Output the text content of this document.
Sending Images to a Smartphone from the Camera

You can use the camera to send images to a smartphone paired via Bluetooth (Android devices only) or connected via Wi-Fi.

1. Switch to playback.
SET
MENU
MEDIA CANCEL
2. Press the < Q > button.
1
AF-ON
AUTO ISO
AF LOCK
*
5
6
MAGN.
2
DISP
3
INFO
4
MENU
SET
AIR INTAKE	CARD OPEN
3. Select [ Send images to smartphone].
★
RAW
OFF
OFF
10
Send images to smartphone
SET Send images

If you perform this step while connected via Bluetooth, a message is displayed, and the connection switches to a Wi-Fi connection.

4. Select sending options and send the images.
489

● ● ●

Task brief
Repeat every record, exactly as written.

Exercise answer
Output the text content of this document.
Sending Images to a Smartphone from the Camera

You can use the camera to send images to a smartphone paired via Bluetooth (Android devices only) or connected via Wi-Fi.

1. Switch to playback.
SET
MENU
MEDIA CANCEL
2. Press the < Q > button.
1
AF-ON
AUTO ISO
AF LOCK
*
5
6
MAGN.
2
DISP
3
INFO
4
MENU
SET
AIR INTAKE	CARD OPEN
3. Select [ Send images to smartphone].
★
RAW
OFF
OFF
10
Send images to smartphone
SET Send images

If you perform this step while connected via Bluetooth, a message is displayed, and the connection switches to a Wi-Fi connection.

4. Select sending options and send the images.
489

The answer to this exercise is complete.